What needs to be done >> Only the lines from the one containing "OCR this image." through the end of the data below should be copied, each exactly as written and with both ends kept.

— start of Listed records —

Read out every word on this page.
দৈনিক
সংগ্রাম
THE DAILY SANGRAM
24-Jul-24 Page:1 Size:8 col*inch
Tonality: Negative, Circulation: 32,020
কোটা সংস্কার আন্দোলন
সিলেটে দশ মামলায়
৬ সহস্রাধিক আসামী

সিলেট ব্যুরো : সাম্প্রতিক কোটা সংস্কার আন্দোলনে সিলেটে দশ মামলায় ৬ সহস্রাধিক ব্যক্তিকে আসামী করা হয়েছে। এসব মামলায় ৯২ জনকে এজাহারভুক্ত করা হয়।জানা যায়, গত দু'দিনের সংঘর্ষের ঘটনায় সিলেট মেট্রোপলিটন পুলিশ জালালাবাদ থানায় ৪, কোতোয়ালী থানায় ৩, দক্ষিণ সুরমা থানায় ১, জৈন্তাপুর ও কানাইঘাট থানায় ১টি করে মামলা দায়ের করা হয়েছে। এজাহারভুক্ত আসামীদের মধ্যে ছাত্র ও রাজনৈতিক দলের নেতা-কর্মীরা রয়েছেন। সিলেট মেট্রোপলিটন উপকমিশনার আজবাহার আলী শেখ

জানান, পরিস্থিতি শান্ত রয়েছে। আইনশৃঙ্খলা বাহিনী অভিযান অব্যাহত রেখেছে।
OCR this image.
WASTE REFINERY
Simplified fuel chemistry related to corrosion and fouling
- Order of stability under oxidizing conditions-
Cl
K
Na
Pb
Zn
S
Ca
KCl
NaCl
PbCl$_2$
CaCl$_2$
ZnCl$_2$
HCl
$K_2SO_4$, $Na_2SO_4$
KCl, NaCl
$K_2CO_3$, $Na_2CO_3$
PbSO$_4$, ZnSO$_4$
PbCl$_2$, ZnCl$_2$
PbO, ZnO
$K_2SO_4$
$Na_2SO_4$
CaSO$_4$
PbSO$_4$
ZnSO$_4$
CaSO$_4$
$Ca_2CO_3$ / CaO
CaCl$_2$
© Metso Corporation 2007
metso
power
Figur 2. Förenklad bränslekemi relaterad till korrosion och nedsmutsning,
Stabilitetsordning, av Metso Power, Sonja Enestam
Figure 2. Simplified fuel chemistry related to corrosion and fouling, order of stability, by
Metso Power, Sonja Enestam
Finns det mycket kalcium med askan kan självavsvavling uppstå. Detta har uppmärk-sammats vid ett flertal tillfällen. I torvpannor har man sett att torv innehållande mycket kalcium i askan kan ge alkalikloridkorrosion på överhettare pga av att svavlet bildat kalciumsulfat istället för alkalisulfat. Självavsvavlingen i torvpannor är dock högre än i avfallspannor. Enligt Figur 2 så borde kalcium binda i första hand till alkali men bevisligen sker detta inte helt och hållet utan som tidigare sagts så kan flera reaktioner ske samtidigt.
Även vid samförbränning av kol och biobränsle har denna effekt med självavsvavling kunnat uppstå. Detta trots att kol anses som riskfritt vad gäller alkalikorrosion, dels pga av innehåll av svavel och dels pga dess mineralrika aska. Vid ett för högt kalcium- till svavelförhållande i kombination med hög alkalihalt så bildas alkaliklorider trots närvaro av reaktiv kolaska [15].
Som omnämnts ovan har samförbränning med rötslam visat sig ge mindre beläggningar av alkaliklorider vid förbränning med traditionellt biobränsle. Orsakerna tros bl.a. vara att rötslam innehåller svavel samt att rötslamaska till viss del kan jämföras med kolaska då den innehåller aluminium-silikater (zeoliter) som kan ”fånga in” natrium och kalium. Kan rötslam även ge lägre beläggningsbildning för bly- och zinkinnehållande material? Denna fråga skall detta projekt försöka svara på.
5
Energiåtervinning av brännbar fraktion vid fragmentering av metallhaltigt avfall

— end of Listed records —

Full answer >>
OCR this image.
WASTE REFINERY
Simplified fuel chemistry related to corrosion and fouling
- Order of stability under oxidizing conditions-
Cl
K
Na
Pb
Zn
S
Ca
KCl
NaCl
PbCl$_2$
CaCl$_2$
ZnCl$_2$
HCl
$K_2SO_4$, $Na_2SO_4$
KCl, NaCl
$K_2CO_3$, $Na_2CO_3$
PbSO$_4$, ZnSO$_4$
PbCl$_2$, ZnCl$_2$
PbO, ZnO
$K_2SO_4$
$Na_2SO_4$
CaSO$_4$
PbSO$_4$
ZnSO$_4$
CaSO$_4$
$Ca_2CO_3$ / CaO
CaCl$_2$
© Metso Corporation 2007
metso
power
Figur 2. Förenklad bränslekemi relaterad till korrosion och nedsmutsning,
Stabilitetsordning, av Metso Power, Sonja Enestam
Figure 2. Simplified fuel chemistry related to corrosion and fouling, order of stability, by
Metso Power, Sonja Enestam
Finns det mycket kalcium med askan kan självavsvavling uppstå. Detta har uppmärk-sammats vid ett flertal tillfällen. I torvpannor har man sett att torv innehållande mycket kalcium i askan kan ge alkalikloridkorrosion på överhettare pga av att svavlet bildat kalciumsulfat istället för alkalisulfat. Självavsvavlingen i torvpannor är dock högre än i avfallspannor. Enligt Figur 2 så borde kalcium binda i första hand till alkali men bevisligen sker detta inte helt och hållet utan som tidigare sagts så kan flera reaktioner ske samtidigt.
Även vid samförbränning av kol och biobränsle har denna effekt med självavsvavling kunnat uppstå. Detta trots att kol anses som riskfritt vad gäller alkalikorrosion, dels pga av innehåll av svavel och dels pga dess mineralrika aska. Vid ett för högt kalcium- till svavelförhållande i kombination med hög alkalihalt så bildas alkaliklorider trots närvaro av reaktiv kolaska [15].
Som omnämnts ovan har samförbränning med rötslam visat sig ge mindre beläggningar av alkaliklorider vid förbränning med traditionellt biobränsle. Orsakerna tros bl.a. vara att rötslam innehåller svavel samt att rötslamaska till viss del kan jämföras med kolaska då den innehåller aluminium-silikater (zeoliter) som kan ”fånga in” natrium och kalium. Kan rötslam även ge lägre beläggningsbildning för bly- och zinkinnehållande material? Denna fråga skall detta projekt försöka svara på.
5
Energiåtervinning av brännbar fraktion vid fragmentering av metallhaltigt avfall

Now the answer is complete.